Figure content listings
•••••
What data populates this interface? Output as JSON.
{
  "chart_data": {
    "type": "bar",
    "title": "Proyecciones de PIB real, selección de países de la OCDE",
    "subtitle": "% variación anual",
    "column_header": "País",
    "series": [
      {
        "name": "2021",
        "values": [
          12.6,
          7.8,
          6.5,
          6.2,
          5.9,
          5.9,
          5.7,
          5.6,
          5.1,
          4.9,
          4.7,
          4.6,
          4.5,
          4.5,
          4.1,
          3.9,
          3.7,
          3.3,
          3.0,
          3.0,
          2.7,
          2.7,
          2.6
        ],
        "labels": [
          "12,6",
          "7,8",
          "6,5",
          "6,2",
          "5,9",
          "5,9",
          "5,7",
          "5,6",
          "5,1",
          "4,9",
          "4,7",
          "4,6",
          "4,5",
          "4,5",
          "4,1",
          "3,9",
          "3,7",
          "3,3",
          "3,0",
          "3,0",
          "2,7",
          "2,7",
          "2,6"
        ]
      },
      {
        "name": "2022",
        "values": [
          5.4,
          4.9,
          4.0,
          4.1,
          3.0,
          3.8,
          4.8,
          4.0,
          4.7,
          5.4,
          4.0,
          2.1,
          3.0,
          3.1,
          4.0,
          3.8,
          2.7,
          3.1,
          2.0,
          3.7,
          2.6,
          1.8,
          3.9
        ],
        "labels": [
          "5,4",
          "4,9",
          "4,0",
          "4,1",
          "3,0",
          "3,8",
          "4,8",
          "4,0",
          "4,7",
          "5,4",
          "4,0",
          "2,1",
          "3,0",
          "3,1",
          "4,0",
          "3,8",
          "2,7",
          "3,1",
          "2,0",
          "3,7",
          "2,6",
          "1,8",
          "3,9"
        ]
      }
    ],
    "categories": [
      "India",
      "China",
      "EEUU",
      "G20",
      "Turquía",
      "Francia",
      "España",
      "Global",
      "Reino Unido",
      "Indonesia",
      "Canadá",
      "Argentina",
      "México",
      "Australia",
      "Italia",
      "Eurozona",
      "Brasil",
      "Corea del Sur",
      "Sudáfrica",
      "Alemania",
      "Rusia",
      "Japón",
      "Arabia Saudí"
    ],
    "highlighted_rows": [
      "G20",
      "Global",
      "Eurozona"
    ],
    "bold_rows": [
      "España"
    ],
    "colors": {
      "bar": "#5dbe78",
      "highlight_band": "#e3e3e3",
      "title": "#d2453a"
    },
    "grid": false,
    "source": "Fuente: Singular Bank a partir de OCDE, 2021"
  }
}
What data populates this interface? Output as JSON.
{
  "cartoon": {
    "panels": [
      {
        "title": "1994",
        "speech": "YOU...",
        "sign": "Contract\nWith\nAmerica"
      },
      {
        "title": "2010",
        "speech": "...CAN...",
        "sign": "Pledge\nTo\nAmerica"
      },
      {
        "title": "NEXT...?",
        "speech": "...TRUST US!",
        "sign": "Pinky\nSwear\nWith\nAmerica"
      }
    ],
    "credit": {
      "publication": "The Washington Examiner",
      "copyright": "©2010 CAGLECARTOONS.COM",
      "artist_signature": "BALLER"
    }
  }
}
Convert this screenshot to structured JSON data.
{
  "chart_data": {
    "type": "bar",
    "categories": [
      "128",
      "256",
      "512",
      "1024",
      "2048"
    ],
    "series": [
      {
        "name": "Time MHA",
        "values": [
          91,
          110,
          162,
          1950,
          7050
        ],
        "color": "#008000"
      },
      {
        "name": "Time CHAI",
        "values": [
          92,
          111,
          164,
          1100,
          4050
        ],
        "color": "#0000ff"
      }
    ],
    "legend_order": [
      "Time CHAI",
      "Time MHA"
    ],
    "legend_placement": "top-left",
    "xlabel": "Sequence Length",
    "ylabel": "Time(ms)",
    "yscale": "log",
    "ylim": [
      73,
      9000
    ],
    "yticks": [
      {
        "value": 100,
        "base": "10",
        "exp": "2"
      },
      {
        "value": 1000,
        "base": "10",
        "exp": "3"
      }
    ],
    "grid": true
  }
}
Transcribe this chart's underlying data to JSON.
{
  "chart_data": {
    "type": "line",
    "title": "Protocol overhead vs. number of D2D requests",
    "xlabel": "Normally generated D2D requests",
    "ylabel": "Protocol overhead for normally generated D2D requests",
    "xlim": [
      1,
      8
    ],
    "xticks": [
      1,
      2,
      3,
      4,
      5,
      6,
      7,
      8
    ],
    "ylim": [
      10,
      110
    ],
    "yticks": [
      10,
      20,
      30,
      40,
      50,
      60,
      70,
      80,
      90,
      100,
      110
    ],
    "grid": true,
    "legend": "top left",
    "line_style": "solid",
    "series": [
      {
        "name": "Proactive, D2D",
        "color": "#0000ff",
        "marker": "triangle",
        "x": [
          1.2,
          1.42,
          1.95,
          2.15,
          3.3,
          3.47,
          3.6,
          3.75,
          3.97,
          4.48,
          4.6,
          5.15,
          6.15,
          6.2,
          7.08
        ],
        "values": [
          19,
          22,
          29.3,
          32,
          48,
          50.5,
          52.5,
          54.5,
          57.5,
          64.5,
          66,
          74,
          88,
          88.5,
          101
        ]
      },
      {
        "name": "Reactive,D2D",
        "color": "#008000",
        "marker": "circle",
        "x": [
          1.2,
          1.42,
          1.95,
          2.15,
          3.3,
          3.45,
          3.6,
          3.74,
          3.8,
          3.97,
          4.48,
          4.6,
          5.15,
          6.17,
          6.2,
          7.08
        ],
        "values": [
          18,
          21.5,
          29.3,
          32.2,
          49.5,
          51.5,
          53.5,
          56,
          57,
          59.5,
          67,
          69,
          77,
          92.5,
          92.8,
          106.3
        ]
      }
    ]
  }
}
•••••
- WHAT TO DO: From the records above, extract every entry exactly as given.

- ANSWER BELOW:
What data populates this interface? Output as JSON.
{
  "chart_data": {
    "type": "bar",
    "title": "Proyecciones de PIB real, selección de países de la OCDE",
    "subtitle": "% variación anual",
    "column_header": "País",
    "series": [
      {
        "name": "2021",
        "values": [
          12.6,
          7.8,
          6.5,
          6.2,
          5.9,
          5.9,
          5.7,
          5.6,
          5.1,
          4.9,
          4.7,
          4.6,
          4.5,
          4.5,
          4.1,
          3.9,
          3.7,
          3.3,
          3.0,
          3.0,
          2.7,
          2.7,
          2.6
        ],
        "labels": [
          "12,6",
          "7,8",
          "6,5",
          "6,2",
          "5,9",
          "5,9",
          "5,7",
          "5,6",
          "5,1",
          "4,9",
          "4,7",
          "4,6",
          "4,5",
          "4,5",
          "4,1",
          "3,9",
          "3,7",
          "3,3",
          "3,0",
          "3,0",
          "2,7",
          "2,7",
          "2,6"
        ]
      },
      {
        "name": "2022",
        "values": [
          5.4,
          4.9,
          4.0,
          4.1,
          3.0,
          3.8,
          4.8,
          4.0,
          4.7,
          5.4,
          4.0,
          2.1,
          3.0,
          3.1,
          4.0,
          3.8,
          2.7,
          3.1,
          2.0,
          3.7,
          2.6,
          1.8,
          3.9
        ],
        "labels": [
          "5,4",
          "4,9",
          "4,0",
          "4,1",
          "3,0",
          "3,8",
          "4,8",
          "4,0",
          "4,7",
          "5,4",
          "4,0",
          "2,1",
          "3,0",
          "3,1",
          "4,0",
          "3,8",
          "2,7",
          "3,1",
          "2,0",
          "3,7",
          "2,6",
          "1,8",
          "3,9"
        ]
      }
    ],
    "categories": [
      "India",
      "China",
      "EEUU",
      "G20",
      "Turquía",
      "Francia",
      "España",
      "Global",
      "Reino Unido",
      "Indonesia",
      "Canadá",
      "Argentina",
      "México",
      "Australia",
      "Italia",
      "Eurozona",
      "Brasil",
      "Corea del Sur",
      "Sudáfrica",
      "Alemania",
      "Rusia",
      "Japón",
      "Arabia Saudí"
    ],
    "highlighted_rows": [
      "G20",
      "Global",
      "Eurozona"
    ],
    "bold_rows": [
      "España"
    ],
    "colors": {
      "bar": "#5dbe78",
      "highlight_band": "#e3e3e3",
      "title": "#d2453a"
    },
    "grid": false,
    "source": "Fuente: Singular Bank a partir de OCDE, 2021"
  }
}
What data populates this interface? Output as JSON.
{
  "cartoon": {
    "panels": [
      {
        "title": "1994",
        "speech": "YOU...",
        "sign": "Contract\nWith\nAmerica"
      },
      {
        "title": "2010",
        "speech": "...CAN...",
        "sign": "Pledge\nTo\nAmerica"
      },
      {
        "title": "NEXT...?",
        "speech": "...TRUST US!",
        "sign": "Pinky\nSwear\nWith\nAmerica"
      }
    ],
    "credit": {
      "publication": "The Washington Examiner",
      "copyright": "©2010 CAGLECARTOONS.COM",
      "artist_signature": "BALLER"
    }
  }
}
Convert this screenshot to structured JSON data.
{
  "chart_data": {
    "type": "bar",
    "categories": [
      "128",
      "256",
      "512",
      "1024",
      "2048"
    ],
    "series": [
      {
        "name": "Time MHA",
        "values": [
          91,
          110,
          162,
          1950,
          7050
        ],
        "color": "#008000"
      },
      {
        "name": "Time CHAI",
        "values": [
          92,
          111,
          164,
          1100,
          4050
        ],
        "color": "#0000ff"
      }
    ],
    "legend_order": [
      "Time CHAI",
      "Time MHA"
    ],
    "legend_placement": "top-left",
    "xlabel": "Sequence Length",
    "ylabel": "Time(ms)",
    "yscale": "log",
    "ylim": [
      73,
      9000
    ],
    "yticks": [
      {
        "value": 100,
        "base": "10",
        "exp": "2"
      },
      {
        "value": 1000,
        "base": "10",
        "exp": "3"
      }
    ],
    "grid": true
  }
}
Transcribe this chart's underlying data to JSON.
{
  "chart_data": {
    "type": "line",
    "title": "Protocol overhead vs. number of D2D requests",
    "xlabel": "Normally generated D2D requests",
    "ylabel": "Protocol overhead for normally generated D2D requests",
    "xlim": [
      1,
      8
    ],
    "xticks": [
      1,
      2,
      3,
      4,
      5,
      6,
      7,
      8
    ],
    "ylim": [
      10,
      110
    ],
    "yticks": [
      10,
      20,
      30,
      40,
      50,
      60,
      70,
      80,
      90,
      100,
      110
    ],
    "grid": true,
    "legend": "top left",
    "line_style": "solid",
    "series": [
      {
        "name": "Proactive, D2D",
        "color": "#0000ff",
        "marker": "triangle",
        "x": [
          1.2,
          1.42,
          1.95,
          2.15,
          3.3,
          3.47,
          3.6,
          3.75,
          3.97,
          4.48,
          4.6,
          5.15,
          6.15,
          6.2,
          7.08
        ],
        "values": [
          19,
          22,
          29.3,
          32,
          48,
          50.5,
          52.5,
          54.5,
          57.5,
          64.5,
          66,
          74,
          88,
          88.5,
          101
        ]
      },
      {
        "name": "Reactive,D2D",
        "color": "#008000",
        "marker": "circle",
        "x": [
          1.2,
          1.42,
          1.95,
          2.15,
          3.3,
          3.45,
          3.6,
          3.74,
          3.8,
          3.97,
          4.48,
          4.6,
          5.15,
          6.17,
          6.2,
          7.08
        ],
        "values": [
          18,
          21.5,
          29.3,
          32.2,
          49.5,
          51.5,
          53.5,
          56,
          57,
          59.5,
          67,
          69,
          77,
          92.5,
          92.8,
          106.3
        ]
      }
    ]
  }
}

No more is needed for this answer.